GIVEN EXERCISE:
Print the following entries line for line, leaving every character unchanged.

DATASET:
--- Begin ---

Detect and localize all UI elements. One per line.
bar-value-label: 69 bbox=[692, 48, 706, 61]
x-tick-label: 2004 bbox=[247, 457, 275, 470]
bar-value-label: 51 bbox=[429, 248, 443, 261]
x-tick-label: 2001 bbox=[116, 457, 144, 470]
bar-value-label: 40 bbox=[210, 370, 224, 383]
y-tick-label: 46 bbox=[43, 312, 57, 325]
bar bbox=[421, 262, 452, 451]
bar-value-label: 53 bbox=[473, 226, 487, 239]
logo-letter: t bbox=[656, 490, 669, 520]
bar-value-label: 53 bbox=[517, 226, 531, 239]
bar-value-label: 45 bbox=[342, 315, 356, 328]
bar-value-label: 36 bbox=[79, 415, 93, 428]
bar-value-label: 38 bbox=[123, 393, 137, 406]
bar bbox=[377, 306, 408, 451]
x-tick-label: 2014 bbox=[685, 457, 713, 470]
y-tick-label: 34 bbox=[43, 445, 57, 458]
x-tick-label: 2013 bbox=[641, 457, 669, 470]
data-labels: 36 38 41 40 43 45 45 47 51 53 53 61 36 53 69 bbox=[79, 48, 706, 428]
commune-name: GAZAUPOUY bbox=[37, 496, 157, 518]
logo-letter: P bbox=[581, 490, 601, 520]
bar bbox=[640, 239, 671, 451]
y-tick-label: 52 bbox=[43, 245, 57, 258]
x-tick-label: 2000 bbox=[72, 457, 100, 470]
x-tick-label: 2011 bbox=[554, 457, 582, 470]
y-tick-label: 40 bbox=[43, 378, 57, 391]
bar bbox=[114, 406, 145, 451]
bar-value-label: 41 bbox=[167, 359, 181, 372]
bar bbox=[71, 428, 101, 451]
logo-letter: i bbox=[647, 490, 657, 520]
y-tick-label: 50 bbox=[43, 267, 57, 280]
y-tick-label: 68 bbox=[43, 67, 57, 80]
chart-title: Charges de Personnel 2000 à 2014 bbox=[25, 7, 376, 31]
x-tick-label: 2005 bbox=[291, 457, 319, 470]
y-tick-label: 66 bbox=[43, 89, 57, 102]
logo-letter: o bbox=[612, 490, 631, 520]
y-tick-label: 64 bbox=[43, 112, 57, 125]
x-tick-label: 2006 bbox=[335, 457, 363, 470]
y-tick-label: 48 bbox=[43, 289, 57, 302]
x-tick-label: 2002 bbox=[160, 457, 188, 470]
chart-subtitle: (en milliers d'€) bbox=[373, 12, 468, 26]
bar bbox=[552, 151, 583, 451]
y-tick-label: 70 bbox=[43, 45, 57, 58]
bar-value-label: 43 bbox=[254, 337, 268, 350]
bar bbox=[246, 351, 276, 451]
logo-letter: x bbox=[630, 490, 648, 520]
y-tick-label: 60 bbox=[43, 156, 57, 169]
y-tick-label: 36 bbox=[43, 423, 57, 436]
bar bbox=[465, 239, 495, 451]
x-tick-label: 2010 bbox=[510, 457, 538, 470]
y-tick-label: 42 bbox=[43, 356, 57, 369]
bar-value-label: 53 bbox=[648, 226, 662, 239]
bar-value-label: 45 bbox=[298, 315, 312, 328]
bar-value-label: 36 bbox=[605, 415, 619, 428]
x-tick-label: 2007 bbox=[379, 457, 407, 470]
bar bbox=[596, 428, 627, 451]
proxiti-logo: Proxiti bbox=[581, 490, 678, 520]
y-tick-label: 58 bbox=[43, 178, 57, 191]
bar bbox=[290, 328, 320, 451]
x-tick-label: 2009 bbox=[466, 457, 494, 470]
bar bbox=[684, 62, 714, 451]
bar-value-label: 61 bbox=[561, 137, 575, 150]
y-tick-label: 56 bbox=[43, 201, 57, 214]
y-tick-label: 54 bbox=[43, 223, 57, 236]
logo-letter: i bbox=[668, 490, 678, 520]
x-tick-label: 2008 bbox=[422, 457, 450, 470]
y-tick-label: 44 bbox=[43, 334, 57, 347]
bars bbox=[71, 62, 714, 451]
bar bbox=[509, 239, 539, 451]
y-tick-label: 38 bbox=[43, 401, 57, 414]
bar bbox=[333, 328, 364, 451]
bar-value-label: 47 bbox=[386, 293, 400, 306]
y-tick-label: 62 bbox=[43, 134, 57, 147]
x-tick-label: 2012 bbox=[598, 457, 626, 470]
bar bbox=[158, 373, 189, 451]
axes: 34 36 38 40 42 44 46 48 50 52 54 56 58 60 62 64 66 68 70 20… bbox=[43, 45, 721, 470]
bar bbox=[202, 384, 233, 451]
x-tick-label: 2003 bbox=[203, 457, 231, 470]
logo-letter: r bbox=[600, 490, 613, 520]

--- End ---

SOLUTION TO THIS TASK:
Detect and localize all UI elements. One per line.
bar-value-label: 69 bbox=[692, 48, 706, 61]
x-tick-label: 2004 bbox=[247, 457, 275, 470]
bar-value-label: 51 bbox=[429, 248, 443, 261]
x-tick-label: 2001 bbox=[116, 457, 144, 470]
bar-value-label: 40 bbox=[210, 370, 224, 383]
y-tick-label: 46 bbox=[43, 312, 57, 325]
bar bbox=[421, 262, 452, 451]
bar-value-label: 53 bbox=[473, 226, 487, 239]
logo-letter: t bbox=[656, 490, 669, 520]
bar-value-label: 53 bbox=[517, 226, 531, 239]
bar-value-label: 45 bbox=[342, 315, 356, 328]
bar-value-label: 36 bbox=[79, 415, 93, 428]
bar-value-label: 38 bbox=[123, 393, 137, 406]
bar bbox=[377, 306, 408, 451]
x-tick-label: 2014 bbox=[685, 457, 713, 470]
y-tick-label: 34 bbox=[43, 445, 57, 458]
x-tick-label: 2013 bbox=[641, 457, 669, 470]
data-labels: 36 38 41 40 43 45 45 47 51 53 53 61 36 53 69 bbox=[79, 48, 706, 428]
commune-name: GAZAUPOUY bbox=[37, 496, 157, 518]
logo-letter: P bbox=[581, 490, 601, 520]
bar bbox=[640, 239, 671, 451]
y-tick-label: 52 bbox=[43, 245, 57, 258]
x-tick-label: 2000 bbox=[72, 457, 100, 470]
x-tick-label: 2011 bbox=[554, 457, 582, 470]
y-tick-label: 40 bbox=[43, 378, 57, 391]
bar bbox=[114, 406, 145, 451]
bar-value-label: 41 bbox=[167, 359, 181, 372]
bar bbox=[71, 428, 101, 451]
logo-letter: i bbox=[647, 490, 657, 520]
y-tick-label: 50 bbox=[43, 267, 57, 280]
y-tick-label: 68 bbox=[43, 67, 57, 80]
chart-title: Charges de Personnel 2000 à 2014 bbox=[25, 7, 376, 31]
x-tick-label: 2005 bbox=[291, 457, 319, 470]
y-tick-label: 66 bbox=[43, 89, 57, 102]
logo-letter: o bbox=[612, 490, 631, 520]
y-tick-label: 64 bbox=[43, 112, 57, 125]
x-tick-label: 2006 bbox=[335, 457, 363, 470]
y-tick-label: 48 bbox=[43, 289, 57, 302]
x-tick-label: 2002 bbox=[160, 457, 188, 470]
chart-subtitle: (en milliers d'€) bbox=[373, 12, 468, 26]
bar bbox=[552, 151, 583, 451]
y-tick-label: 70 bbox=[43, 45, 57, 58]
bar-value-label: 43 bbox=[254, 337, 268, 350]
bar bbox=[246, 351, 276, 451]
logo-letter: x bbox=[630, 490, 648, 520]
y-tick-label: 60 bbox=[43, 156, 57, 169]
y-tick-label: 36 bbox=[43, 423, 57, 436]
bar bbox=[465, 239, 495, 451]
x-tick-label: 2010 bbox=[510, 457, 538, 470]
y-tick-label: 42 bbox=[43, 356, 57, 369]
bar-value-label: 53 bbox=[648, 226, 662, 239]
bar-value-label: 45 bbox=[298, 315, 312, 328]
bar-value-label: 36 bbox=[605, 415, 619, 428]
x-tick-label: 2007 bbox=[379, 457, 407, 470]
bar bbox=[596, 428, 627, 451]
proxiti-logo: Proxiti bbox=[581, 490, 678, 520]
y-tick-label: 58 bbox=[43, 178, 57, 191]
bar bbox=[290, 328, 320, 451]
x-tick-label: 2009 bbox=[466, 457, 494, 470]
bar bbox=[684, 62, 714, 451]
bar-value-label: 61 bbox=[561, 137, 575, 150]
y-tick-label: 56 bbox=[43, 201, 57, 214]
y-tick-label: 54 bbox=[43, 223, 57, 236]
logo-letter: i bbox=[668, 490, 678, 520]
x-tick-label: 2008 bbox=[422, 457, 450, 470]
y-tick-label: 44 bbox=[43, 334, 57, 347]
bars bbox=[71, 62, 714, 451]
bar bbox=[509, 239, 539, 451]
y-tick-label: 38 bbox=[43, 401, 57, 414]
bar bbox=[333, 328, 364, 451]
bar-value-label: 47 bbox=[386, 293, 400, 306]
y-tick-label: 62 bbox=[43, 134, 57, 147]
x-tick-label: 2012 bbox=[598, 457, 626, 470]
bar bbox=[158, 373, 189, 451]
axes: 34 36 38 40 42 44 46 48 50 52 54 56 58 60 62 64 66 68 70 20… bbox=[43, 45, 721, 470]
bar bbox=[202, 384, 233, 451]
x-tick-label: 2003 bbox=[203, 457, 231, 470]
logo-letter: r bbox=[600, 490, 613, 520]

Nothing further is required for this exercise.